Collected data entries
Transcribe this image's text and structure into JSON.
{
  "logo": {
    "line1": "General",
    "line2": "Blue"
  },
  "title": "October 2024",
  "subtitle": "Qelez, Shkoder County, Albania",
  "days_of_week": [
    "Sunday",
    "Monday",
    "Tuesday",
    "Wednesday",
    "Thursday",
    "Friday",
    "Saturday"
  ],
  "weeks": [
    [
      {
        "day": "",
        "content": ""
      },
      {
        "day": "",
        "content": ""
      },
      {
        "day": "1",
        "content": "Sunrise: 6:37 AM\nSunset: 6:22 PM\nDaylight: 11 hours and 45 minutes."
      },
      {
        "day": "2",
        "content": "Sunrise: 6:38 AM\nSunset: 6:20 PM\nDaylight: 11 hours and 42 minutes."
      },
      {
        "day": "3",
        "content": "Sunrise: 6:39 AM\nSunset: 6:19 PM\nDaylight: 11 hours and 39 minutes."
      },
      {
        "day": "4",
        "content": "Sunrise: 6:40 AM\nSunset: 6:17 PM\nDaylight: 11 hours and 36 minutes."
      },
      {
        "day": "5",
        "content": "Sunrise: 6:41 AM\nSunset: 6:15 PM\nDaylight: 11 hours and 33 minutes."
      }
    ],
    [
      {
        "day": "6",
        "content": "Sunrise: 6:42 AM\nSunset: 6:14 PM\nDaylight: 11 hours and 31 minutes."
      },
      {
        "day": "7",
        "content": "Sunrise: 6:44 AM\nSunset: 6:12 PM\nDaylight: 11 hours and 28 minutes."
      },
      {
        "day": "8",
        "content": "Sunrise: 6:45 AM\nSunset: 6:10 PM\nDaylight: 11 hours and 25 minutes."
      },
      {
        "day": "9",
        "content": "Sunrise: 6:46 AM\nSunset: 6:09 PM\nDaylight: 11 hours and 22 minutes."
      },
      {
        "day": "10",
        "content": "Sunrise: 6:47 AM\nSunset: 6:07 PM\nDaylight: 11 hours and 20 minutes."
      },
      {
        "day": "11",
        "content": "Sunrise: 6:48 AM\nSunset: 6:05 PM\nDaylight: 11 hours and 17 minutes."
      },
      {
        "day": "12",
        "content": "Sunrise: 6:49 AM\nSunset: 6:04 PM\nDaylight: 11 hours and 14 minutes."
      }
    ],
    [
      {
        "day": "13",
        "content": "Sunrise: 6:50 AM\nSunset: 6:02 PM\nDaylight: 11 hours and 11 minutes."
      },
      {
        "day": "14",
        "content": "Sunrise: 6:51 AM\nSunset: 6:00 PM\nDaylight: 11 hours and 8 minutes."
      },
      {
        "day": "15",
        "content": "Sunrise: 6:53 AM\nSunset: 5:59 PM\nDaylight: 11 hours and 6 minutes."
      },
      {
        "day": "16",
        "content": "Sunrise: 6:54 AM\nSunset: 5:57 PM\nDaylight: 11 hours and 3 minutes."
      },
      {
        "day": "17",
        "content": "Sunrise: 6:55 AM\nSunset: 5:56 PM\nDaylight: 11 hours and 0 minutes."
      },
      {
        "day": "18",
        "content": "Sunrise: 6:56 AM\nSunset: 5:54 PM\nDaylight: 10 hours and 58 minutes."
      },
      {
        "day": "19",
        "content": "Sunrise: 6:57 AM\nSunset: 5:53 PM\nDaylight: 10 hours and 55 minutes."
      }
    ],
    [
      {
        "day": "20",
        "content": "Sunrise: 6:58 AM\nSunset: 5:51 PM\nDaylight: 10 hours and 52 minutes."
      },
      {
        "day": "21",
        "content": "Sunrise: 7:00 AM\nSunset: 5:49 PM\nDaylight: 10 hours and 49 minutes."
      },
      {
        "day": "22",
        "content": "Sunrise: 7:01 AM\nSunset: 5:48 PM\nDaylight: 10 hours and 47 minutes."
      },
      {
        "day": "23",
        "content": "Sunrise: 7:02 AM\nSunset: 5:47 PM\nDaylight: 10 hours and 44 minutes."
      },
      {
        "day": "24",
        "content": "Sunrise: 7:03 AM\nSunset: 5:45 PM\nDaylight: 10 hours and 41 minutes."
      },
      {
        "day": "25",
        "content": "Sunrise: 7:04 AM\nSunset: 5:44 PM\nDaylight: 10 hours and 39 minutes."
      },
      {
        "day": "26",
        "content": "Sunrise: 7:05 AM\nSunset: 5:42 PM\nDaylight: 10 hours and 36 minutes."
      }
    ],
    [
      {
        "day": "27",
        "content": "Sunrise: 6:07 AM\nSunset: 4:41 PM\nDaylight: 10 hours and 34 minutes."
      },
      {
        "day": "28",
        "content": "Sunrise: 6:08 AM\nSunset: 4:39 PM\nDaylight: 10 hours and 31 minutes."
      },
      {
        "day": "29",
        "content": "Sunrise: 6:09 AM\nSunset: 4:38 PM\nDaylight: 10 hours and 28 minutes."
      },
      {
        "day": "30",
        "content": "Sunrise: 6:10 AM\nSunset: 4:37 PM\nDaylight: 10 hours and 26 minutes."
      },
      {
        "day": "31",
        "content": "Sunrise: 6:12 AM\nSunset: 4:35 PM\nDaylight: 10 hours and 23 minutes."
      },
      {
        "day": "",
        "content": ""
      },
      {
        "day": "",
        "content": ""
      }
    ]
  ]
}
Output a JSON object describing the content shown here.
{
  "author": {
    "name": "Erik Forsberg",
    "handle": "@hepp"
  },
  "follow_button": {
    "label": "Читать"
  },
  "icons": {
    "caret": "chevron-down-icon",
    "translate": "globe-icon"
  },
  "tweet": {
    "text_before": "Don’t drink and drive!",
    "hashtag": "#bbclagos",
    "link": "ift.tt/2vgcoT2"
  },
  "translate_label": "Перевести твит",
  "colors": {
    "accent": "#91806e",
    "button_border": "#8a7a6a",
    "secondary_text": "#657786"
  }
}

SHORT EXERCISE
Scan the listing above and copy all lines containing the word "JSON".

WORKED ANSWER
Transcribe this image's text and structure into JSON.
Output a JSON object describing the content shown here.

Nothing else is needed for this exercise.